## 제공 지문
참고

Click here to download the full example code

Timer 빠르게 시작하기¶

이 튜토리얼에서는 torch.utils.benchmark.Timer의 주요 API들을 다뤄보도록 하겠습니다. PyTorch Timer는 timeit.Timer API 기반으로, 몇몇 PyTorch 특화된 기능(modification)을 제공합니다. 내장 Timer 클래스에 익숙하실 필요는 없지만, 성능 측정(work)의 기본적인 내용들에는 익숙하다고 가정하겠습니다.

보다 종합적인 성능 튜닝에 대한 튜토리얼은 PyTorch Benchmark 를 참고해주세요.

목차:

Timer 정의하기
실제 시간(wall time): Timer.blocked_autorange(…)
C++ 코드조각(snippet)
명령어 실행 횟수(instruction counts): Timer.collect_callgrind(…)
명령어 실행 횟수: 더 깊이 파보기
Callgrind를 사용한 A/B 테스트
마무리
각주

1. Timer 정의하기¶

Timer 는 작업을 정의하기 위해 사용합니다.

from torch.utils.benchmark import Timer

timer = Timer(
    # 반복문(loop)에서 실행하고 시간을 측정할 연산을 정의합니다
    stmt="x * y",

    # `setup` 은 반복 측정을 시작하기 전에 실행되므로,
    # `stmt` 에서 필요한 모든 상태를 준비(populate)하는데 사용됩니다
    setup="""
        x = torch.ones((128,))
        y = torch.ones((128,))
    """,

    # 또는, ``globals`` 를 사용하여 외부 범위(outer scope)에서 사용하는 변수들을
    # 전달할 수 있습니다
    #
    # globals={
    #     "x": torch.ones((128,)),
    #     "y": torch.ones((128,)),
    # },

    # PyTorch에서 사용하는 쓰레드(thread)의 수를 조절합니다 (기본값: 1)
    num_threads=1,
)

2. 실제 실행 시간(wall time): Timer.blocked_autorange(…)¶

이 메서드(method)는 몇 번이나 반복할지 적절한 횟수를 고르거나, 쓰레드의 수를 변경(fix)하거나,결과를 편하게 표현하는 방법을 제공하는 등, 세부적인 사항들을 처리(handle)합니다.

# ``Measurement`` 객체는 여러번 반복하여 측정한 결과를 저장하고, 다양한 편의 기능
# (utility feature)을 제공합니다.
from torch.utils.benchmark import Measurement

m: Measurement = timer.blocked_autorange(min_run_time=1)
print(m)

Snippet wall time.¶

     <torch.utils.benchmark.utils.common.Measurement object at 0x7f1929a38ed0>
     x * y
     setup:
       x = torch.ones((128,))

## 데이터 발췌
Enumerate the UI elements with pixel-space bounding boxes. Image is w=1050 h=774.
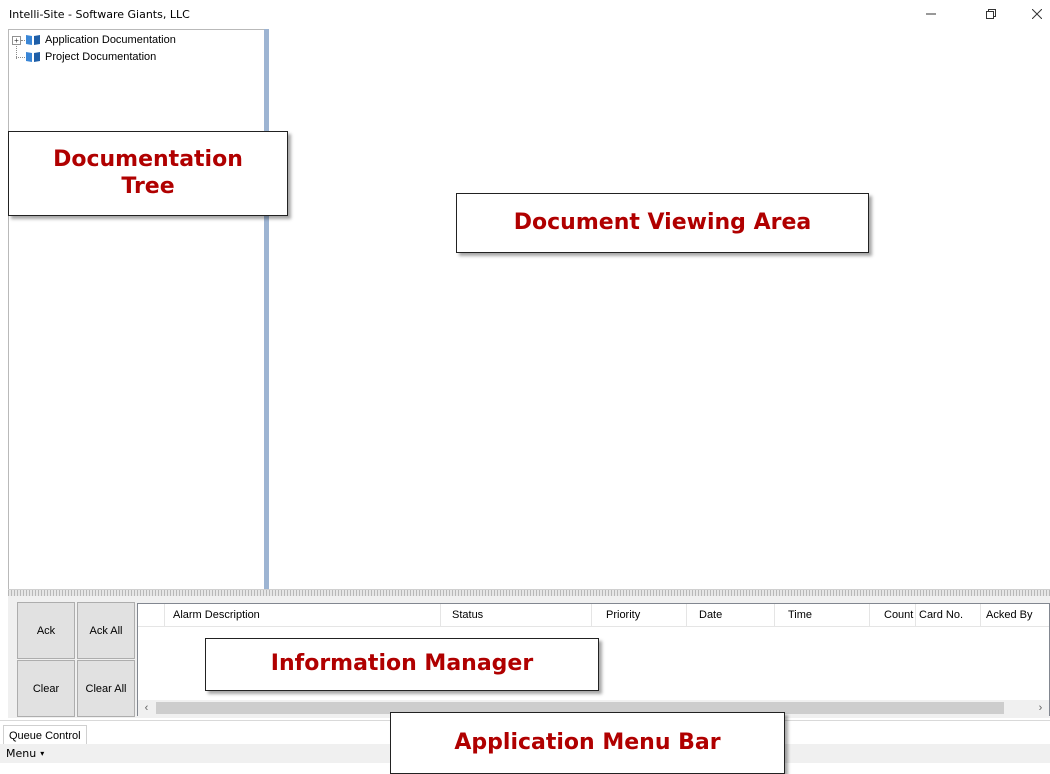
- restore-button[interactable]: [968, 0, 1014, 28]
- title-bar: Intelli-Site - Software Giants, LLC: [0, 0, 1050, 28]
- book-icon: [26, 35, 40, 45]
- horizontal-splitter[interactable]: [8, 589, 1050, 596]
- chevron-down-icon: ▾: [40, 749, 45, 758]
- column-status[interactable]: Status: [441, 604, 592, 626]
- column-alarm-description[interactable]: Alarm Description: [165, 604, 441, 626]
- ack-button[interactable]: Ack: [17, 602, 75, 659]
- column-acked-by[interactable]: Acked By: [981, 604, 1049, 626]
- minimize-button[interactable]: [908, 0, 954, 28]
- column-time[interactable]: Time: [775, 604, 870, 626]
- tab-queue-control[interactable]: Queue Control: [3, 725, 87, 746]
- callout-application-menu-bar: Application Menu Bar: [390, 712, 785, 774]
- scroll-right-icon[interactable]: ›: [1032, 700, 1049, 716]
- column-count[interactable]: Count: [870, 604, 916, 626]
- column-card-no[interactable]: Card No.: [916, 604, 981, 626]
- tree-item-label: Project Documentation: [45, 51, 157, 63]
- window-title: Intelli-Site - Software Giants, LLC: [9, 8, 190, 21]
- scroll-left-icon[interactable]: ‹: [138, 700, 155, 716]
- ack-all-button[interactable]: Ack All: [77, 602, 135, 659]
- minimize-icon: [926, 13, 936, 15]
- row-header-column: [138, 604, 165, 626]
- tree-item-application-documentation[interactable]: + Application Documentation: [12, 32, 176, 48]
- callout-documentation-tree: Documentation Tree: [8, 131, 288, 216]
- tree-item-project-documentation[interactable]: Project Documentation: [16, 49, 156, 65]
- grid-header: Alarm Description Status Priority Date T…: [138, 604, 1049, 627]
- tree-line: [16, 56, 25, 58]
- restore-icon: [986, 9, 996, 19]
- expand-icon[interactable]: +: [12, 35, 21, 45]
- tree-item-label: Application Documentation: [45, 34, 176, 46]
- close-icon: [1032, 9, 1042, 19]
- menu-label: Menu: [6, 747, 37, 760]
- clear-all-button[interactable]: Clear All: [77, 660, 135, 717]
- column-priority[interactable]: Priority: [592, 604, 687, 626]
- clear-button[interactable]: Clear: [17, 660, 75, 717]
- document-viewing-area[interactable]: [269, 29, 1050, 589]
- column-date[interactable]: Date: [687, 604, 775, 626]
- menu-button[interactable]: Menu ▾: [6, 747, 44, 760]
- close-button[interactable]: [1014, 0, 1050, 28]
- callout-document-viewing-area: Document Viewing Area: [456, 193, 869, 253]
- book-icon: [26, 52, 40, 62]
- callout-information-manager: Information Manager: [205, 638, 599, 691]
- documentation-tree[interactable]: + Application Documentation Project Docu…: [8, 29, 265, 591]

## 연습 문제 A
Timer 튜토리얼 지문에 나오는 다음 문장을 영어로 번역하세요: "보다 종합적인 성능 튜닝에 대한 튜토리얼은 PyTorch Benchmark 를 참고해주세요."
## 연습 문제 B
Timer 튜토리얼 지문이 끝나는 지점 바로 다음에 올 내용을 이어서 쓰세요.
이 항목들은 참고하지 않아도 됩니다.

## 작성 답안 A
For a more comprehensive tutorial on performance tuning, please refer to PyTorch Benchmark.

## 작성 답안 B
       y = torch.ones((128,))

       Median: 2.34 us
       IQR:    0.07 us (2.31 to 2.38)
       424 measurements, 1000 runs per measurement, 1 thread

3. C++ 코드 조각(snippet)¶

from torch.utils.benchmark import Language

cpp_timer = Timer(
    "x * y;",
    """
        auto x = torch::ones({128});
        auto y = torch::ones({128});
    """,
    language=Language.CPP,
)

print(cpp_timer.blocked_autorange(min_run_time=1))

C++ snippet wall time.¶

     <torch.utils.benchmark.utils.common.Measurement object at 0x7f192b019ed0>
     x * y;
     setup:
       auto x = torch::ones({128});
       auto y = torch::ones({128});

       Median: 1.21 us
       IQR:    0.03 us (1.20 to 1.23)
       83 measurements, 10000 runs per measurement, 1 thread

당연히 C++ 코드 조각(snippet)이 더 빠르고 편차(variation)가 적습니다.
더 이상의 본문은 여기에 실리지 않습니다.